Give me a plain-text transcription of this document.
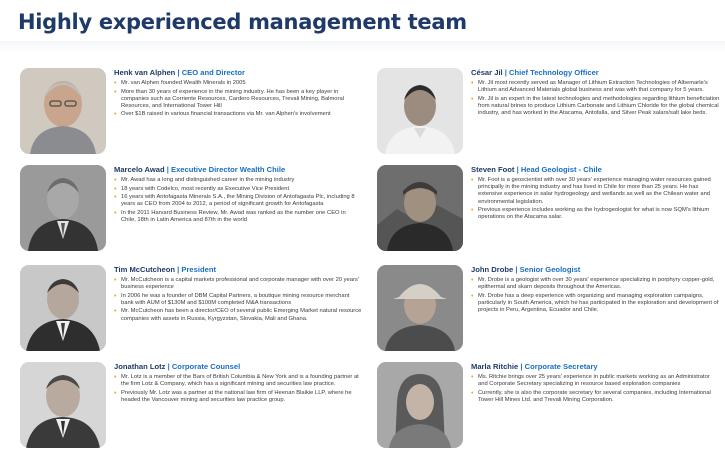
Highly experienced management team

Henk van Alphen | CEO and Director

• Mr. van Alphen founded Wealth Minerals in 2005
• More than 30 years of experience in the mining industry. He has been a key player in companies such as Corriente Resources, Cardero Resources, Trevali Mining, Balmoral Resources, and International Tower Hill
• Over $1B raised in various financial transactions via Mr. van Alphen's involvement

Marcelo Awad | Executive Director Wealth Chile

• Mr. Awad has a long and distinguished career in the mining industry
• 18 years with Codelco, most recently as Executive Vice President
• 16 years with Antofagasta Minerals S.A., the Mining Division of Antofagasta Plc, including 8 years as CEO from 2004 to 2012, a period of significant growth for Antofagasta
• In the 2011 Harvard Business Review, Mr. Awad was ranked as the number one CEO in Chile, 18th in Latin America and 87th in the world

Tim McCutcheon | President

• Mr. McCutcheon is a capital markets professional and corporate manager with over 20 years' business experience
• In 2006 he was a founder of DBM Capital Partners, a boutique mining resource merchant bank with AUM of $130M and $100M completed M&A transactions
• Mr. McCutcheon has been a director/CEO of several public Emerging Market natural resource companies with assets in Russia, Kyrgyzstan, Slovakia, Mali and Ghana.

Jonathan Lotz | Corporate Counsel

• Mr. Lotz is a member of the Bars of British Columbia & New York and is a founding partner at the firm Lotz & Company, which has a significant mining and securities law practice.
• Previously Mr. Lotz was a partner at the national law firm of Heenan Blaikie LLP, where he headed the Vancouver mining and securities law practice group.

César Jil | Chief Technology Officer

• Mr. Jil most recently served as Manager of Lithium Extraction Technologies of Albemarle's Lithium and Advanced Materials global business and was with that company for 5 years.
• Mr. Jil is an expert in the latest technologies and methodologies regarding lithium beneficiation from natural brines to produce Lithium Carbonate and Lithium Chloride for the global chemical industry, and has worked in the Atacama, Antofalla, and Silver Peak salars/salt lake beds.

Steven Foot | Head Geologist - Chile

• Mr. Foot is a geoscientist with over 30 years' experience managing water resources gained principally in the mining industry and has lived in Chile for more than 25 years. He has extensive experience in salar hydrogeology and wetlands as well as the Chilean water and environmental legislation.
• Previous experience includes working as the hydrogeologist for what is now SQM's lithium operations on the Atacama salar.

John Drobe | Senior Geologist

• Mr. Drobe is a geologist with over 30 years' experience specializing in porphyry copper-gold, epithermal and skarn deposits throughout the Americas.
• Mr. Drobe has a deep experience with organizing and managing exploration campaigns, particularly in South America, which he has participated in the exploration and development of projects in Peru, Argentina, Ecuador and Chile.

Marla Ritchie | Corporate Secretary

• Ms. Ritchie brings over 25 years' experience in public markets working as an Administrator and Corporate Secretary specializing in resource based exploration companies
• Currently, she is also the corporate secretary for several companies, including International Tower Hill Mines Ltd. and Trevali Mining Corporation.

○ ○ ○ ○

WHAT IS REQUIRED —
List every line above containing the word "which".

OUTPUT BELOW —
• Mr. Lotz is a member of the Bars of British Columbia & New York and is a founding partner at the firm Lotz & Company, which has a significant mining and securities law practice.
• Mr. Drobe has a deep experience with organizing and managing exploration campaigns, particularly in South America, which he has participated in the exploration and development of projects in Peru, Argentina, Ecuador and Chile.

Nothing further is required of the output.